- Problem description
Write out every line of the listing below as a JSON list of strings, one string per line, skipping blank lines and leaving the pictures out.

__________

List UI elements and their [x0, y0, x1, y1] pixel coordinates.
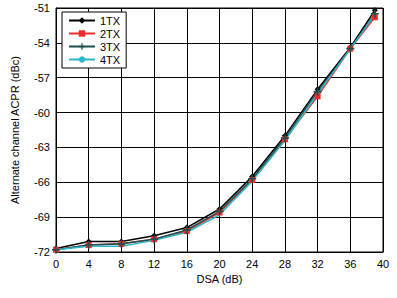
svg-text:2TX: 2TX [100, 28, 121, 40]
svg-text:12: 12 [148, 258, 160, 270]
svg-text:-69: -69 [34, 211, 50, 223]
svg-text:24: 24 [246, 258, 258, 270]
svg-text:20: 20 [213, 258, 225, 270]
svg-text:Alternate channel ACPR (dBc): Alternate channel ACPR (dBc) [9, 56, 21, 204]
svg-text:-72: -72 [34, 246, 50, 258]
svg-text:-54: -54 [34, 37, 50, 49]
svg-text:36: 36 [344, 258, 356, 270]
svg-text:8: 8 [118, 258, 124, 270]
svg-text:-66: -66 [34, 176, 50, 188]
svg-text:4TX: 4TX [100, 54, 121, 66]
svg-text:-60: -60 [34, 107, 50, 119]
svg-text:40: 40 [377, 258, 389, 270]
svg-text:4: 4 [86, 258, 92, 270]
svg-text:-57: -57 [34, 72, 50, 84]
svg-text:-51: -51 [34, 2, 50, 14]
svg-text:1TX: 1TX [100, 15, 121, 27]
svg-text:3TX: 3TX [100, 41, 121, 53]
svg-text:DSA (dB): DSA (dB) [197, 273, 243, 285]
svg-text:28: 28 [279, 258, 291, 270]
svg-text:32: 32 [311, 258, 323, 270]
svg-text:0: 0 [53, 258, 59, 270]
svg-text:16: 16 [181, 258, 193, 270]
svg-text:-63: -63 [34, 141, 50, 153]
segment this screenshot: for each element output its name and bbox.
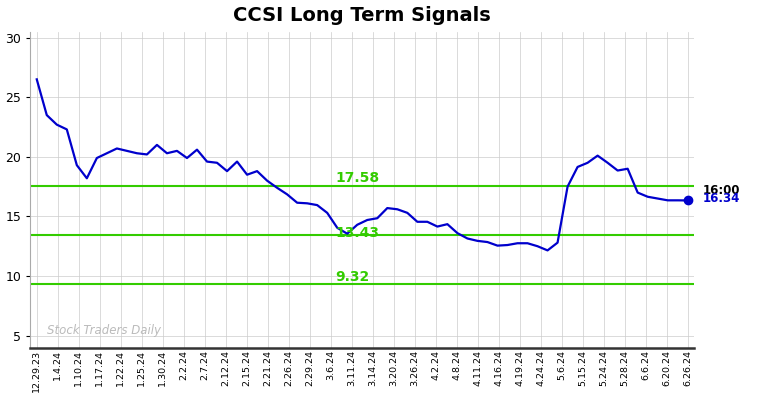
Title: CCSI Long Term Signals: CCSI Long Term Signals xyxy=(234,6,491,25)
Text: 13.43: 13.43 xyxy=(335,226,379,240)
Text: 17.58: 17.58 xyxy=(335,171,379,185)
Text: 16:00: 16:00 xyxy=(702,184,740,197)
Text: 16.34: 16.34 xyxy=(702,192,740,205)
Text: 9.32: 9.32 xyxy=(335,269,369,283)
Text: Stock Traders Daily: Stock Traders Daily xyxy=(47,324,162,337)
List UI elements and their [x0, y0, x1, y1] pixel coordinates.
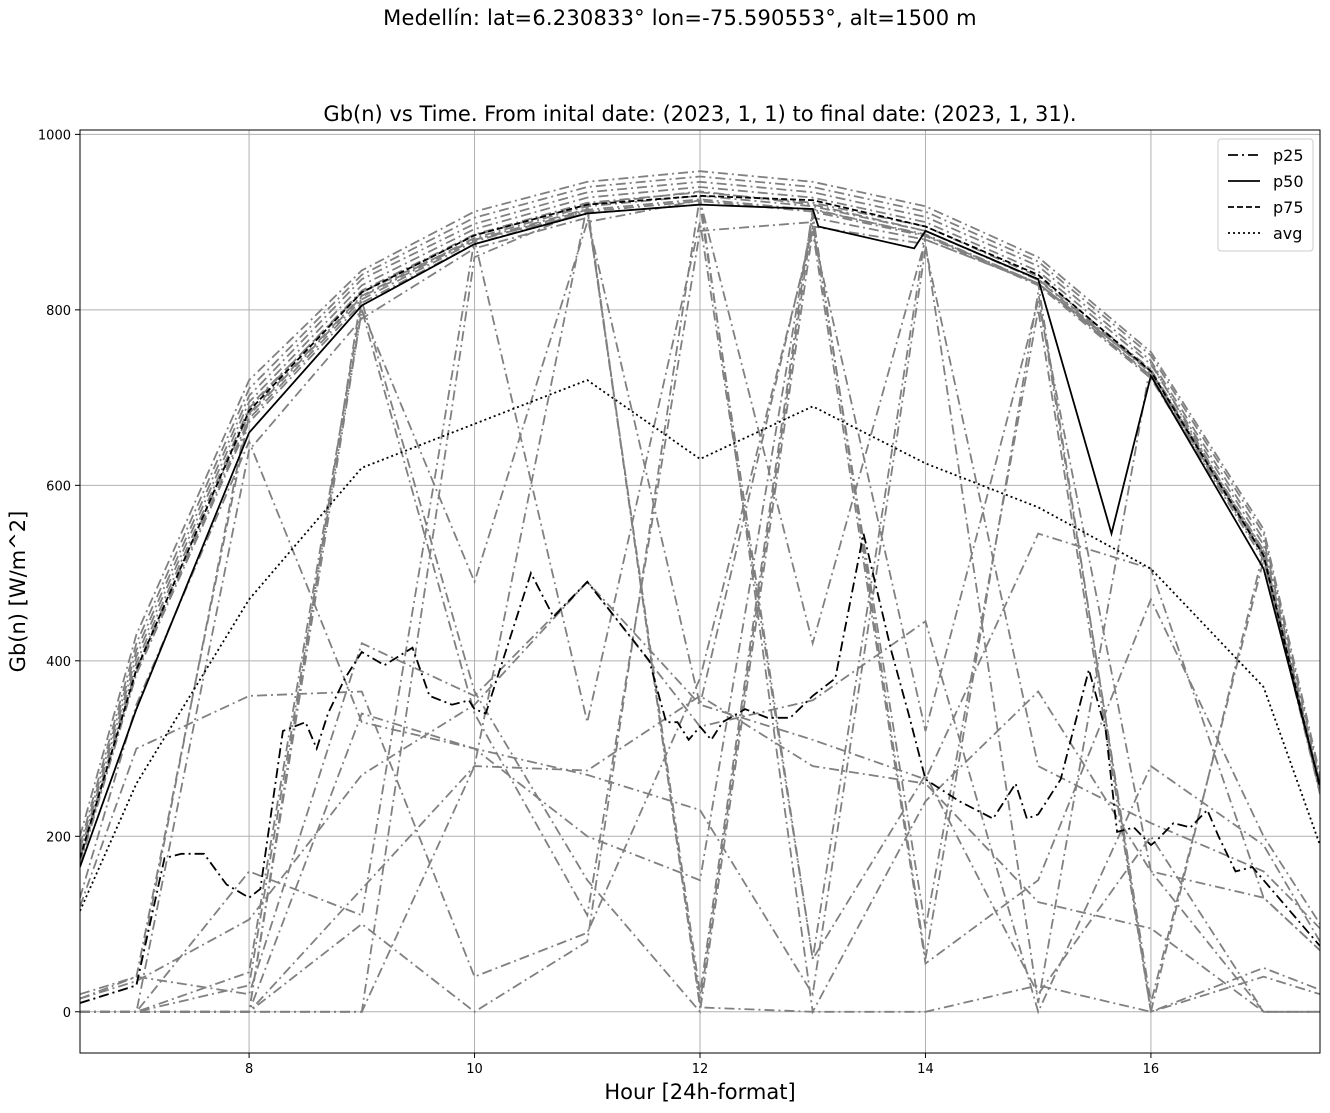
plot-title: Gb(n) vs Time. From inital date: (2023, …	[323, 102, 1076, 126]
daily-series-line-18	[80, 532, 1320, 1000]
series-line-p25	[80, 533, 1320, 1004]
y-tick-label: 400	[46, 655, 71, 670]
daily-series-line-23	[80, 230, 1320, 1014]
series-line-p50	[80, 203, 1320, 868]
daily-series-line-25	[80, 204, 1320, 1013]
legend-box	[1217, 138, 1314, 252]
daily-series-line-13	[80, 216, 1320, 1013]
x-tick-label: 16	[1143, 1062, 1160, 1077]
y-tick-label: 200	[46, 830, 71, 845]
axis-ticks: 8 10 12 14 16 0 200 400 600 800 1000	[38, 128, 1159, 1077]
daily-series-line-1	[80, 175, 1320, 846]
legend-label-p50: p50	[1273, 172, 1304, 191]
figure-suptitle: Medellín: lat=6.230833° lon=-75.590553°,…	[383, 6, 977, 30]
stat-series-lines	[80, 194, 1320, 1004]
x-tick-label: 14	[917, 1062, 934, 1077]
x-tick-label: 8	[245, 1062, 253, 1077]
series-line-p75	[80, 194, 1320, 859]
x-tick-label: 10	[466, 1062, 483, 1077]
y-tick-label: 800	[46, 304, 71, 319]
x-tick-label: 12	[692, 1062, 709, 1077]
y-tick-label: 600	[46, 479, 71, 494]
legend-label-p25: p25	[1273, 146, 1304, 165]
legend-label-avg: avg	[1273, 224, 1302, 243]
daily-series-line-3	[80, 186, 1320, 855]
y-tick-label: 0	[63, 1006, 71, 1021]
daily-series-line-7	[80, 200, 1320, 865]
daily-series-line-15	[80, 213, 1320, 1004]
daily-series-line-22	[80, 221, 1320, 1013]
legend-label-p75: p75	[1273, 198, 1304, 217]
legend: p25 p50 p75 avg	[1217, 138, 1314, 252]
daily-series-line-8	[80, 170, 1320, 837]
y-tick-label: 1000	[38, 128, 71, 143]
x-axis-title: Hour [24h-format]	[604, 1080, 795, 1104]
grid-lines	[80, 130, 1320, 1053]
series-line-avg	[80, 379, 1320, 912]
y-axis-title: Gb(n) [W/m^2]	[6, 511, 30, 673]
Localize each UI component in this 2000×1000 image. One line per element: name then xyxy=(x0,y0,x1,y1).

__________

- Solution to the exercise
[
  "List UI elements and their [x0, y0, x1, y1] pixel coordinates.",
  "svg-text:2TX: 2TX [100, 28, 121, 40]",
  "svg-text:12: 12 [148, 258, 160, 270]",
  "svg-text:-69: -69 [34, 211, 50, 223]",
  "svg-text:24: 24 [246, 258, 258, 270]",
  "svg-text:20: 20 [213, 258, 225, 270]",
  "svg-text:Alternate channel ACPR (dBc): Alternate channel ACPR (dBc) [9, 56, 21, 204]",
  "svg-text:-72: -72 [34, 246, 50, 258]",
  "svg-text:-54: -54 [34, 37, 50, 49]",
  "svg-text:36: 36 [344, 258, 356, 270]",
  "svg-text:8: 8 [118, 258, 124, 270]",
  "svg-text:-66: -66 [34, 176, 50, 188]",
  "svg-text:4TX: 4TX [100, 54, 121, 66]",
  "svg-text:-60: -60 [34, 107, 50, 119]",
  "svg-text:40: 40 [377, 258, 389, 270]",
  "svg-text:4: 4 [86, 258, 92, 270]",
  "svg-text:-57: -57 [34, 72, 50, 84]",
  "svg-text:-51: -51 [34, 2, 50, 14]",
  "svg-text:1TX: 1TX [100, 15, 121, 27]",
  "svg-text:3TX: 3TX [100, 41, 121, 53]",
  "svg-text:DSA (dB): DSA (dB) [197, 273, 243, 285]",
  "svg-text:28: 28 [279, 258, 291, 270]",
  "svg-text:32: 32 [311, 258, 323, 270]",
  "svg-text:0: 0 [53, 258, 59, 270]",
  "svg-text:16: 16 [181, 258, 193, 270]",
  "svg-text:-63: -63 [34, 141, 50, 153]",
  "segment this screenshot: for each element output its name and bbox.",
  "Title: CCSI Long Term Signals: CCSI Long Term Signals xyxy=(234,6,491,25)",
  "Text: 13.43: 13.43 xyxy=(335,226,379,240)",
  "Text: 17.58: 17.58 xyxy=(335,171,379,185)",
  "Text: 16:00: 16:00 xyxy=(702,184,740,197)",
  "Text: 16.34: 16.34 xyxy=(702,192,740,205)",
  "Text: 9.32: 9.32 xyxy=(335,269,369,283)",
  "Text: Stock Traders Daily: Stock Traders Daily xyxy=(47,324,162,337)",
  "List UI elements and their [x0, y0, x1, y1] pixel coordinates.",
  "plot-title: Gb(n) vs Time. From inital date: (2023, …\t[323, 102, 1076, 126]",
  "daily-series-line-18\t[80, 532, 1320, 1000]",
  "series-line-p25\t[80, 533, 1320, 1004]",
  "y-tick-label: 400\t[46, 655, 71, 670]",
  "daily-series-line-23\t[80, 230, 1320, 1014]",
  "series-line-p50\t[80, 203, 1320, 868]",
  "daily-series-line-25\t[80, 204, 1320, 1013]",
  "legend-box\t[1217, 138, 1314, 252]",
  "daily-series-line-13\t[80, 216, 1320, 1013]",
  "x-tick-label: 16\t[1143, 1062, 1160, 1077]",
  "y-tick-label: 200\t[46, 830, 71, 845]",
  "axis-ticks: 8 10 12 14 16 0 200 400 600 800 1000\t[38, 128, 1159, 1077]",
  "daily-series-line-1\t[80, 175, 1320, 846]",
  "legend-label-p50: p50\t[1273, 172, 1304, 191]",
  "figure-suptitle: Medellín: lat=6.230833° lon=-75.590553°,…\t[383, 6, 977, 30]",
  "stat-series-lines\t[80, 194, 1320, 1004]",
  "x-tick-label: 14\t[917, 1062, 934, 1077]",
  "x-tick-label: 8\t[245, 1062, 253, 1077]",
  "series-line-p75\t[80, 194, 1320, 859]",
  "x-tick-label: 10\t[466, 1062, 483, 1077]",
  "y-tick-label: 800\t[46, 304, 71, 319]",
  "x-tick-label: 12\t[692, 1062, 709, 1077]",
  "y-tick-label: 600\t[46, 479, 71, 494]",
  "legend-label-p25: p25\t[1273, 146, 1304, 165]",
  "legend-label-avg: avg\t[1273, 224, 1302, 243]",
  "daily-series-line-3\t[80, 186, 1320, 855]",
  "y-tick-label: 0\t[63, 1006, 71, 1021]",
  "daily-series-line-7\t[80, 200, 1320, 865]",
  "daily-series-line-15\t[80, 213, 1320, 1004]",
  "daily-series-line-22\t[80, 221, 1320, 1013]",
  "legend-label-p75: p75\t[1273, 198, 1304, 217]",
  "legend: p25 p50 p75 avg\t[1217, 138, 1314, 252]",
  "daily-series-line-8\t[80, 170, 1320, 837]",
  "y-tick-label: 1000\t[38, 128, 71, 143]",
  "x-axis-title: Hour [24h-format]\t[604, 1080, 795, 1104]",
  "grid-lines\t[80, 130, 1320, 1053]",
  "series-line-avg\t[80, 379, 1320, 912]",
  "y-axis-title: Gb(n) [W/m^2]\t[6, 511, 30, 673]",
  "Localize each UI component in this 2000×1000 image. One line per element: name then xyxy=(x0,y0,x1,y1)."
]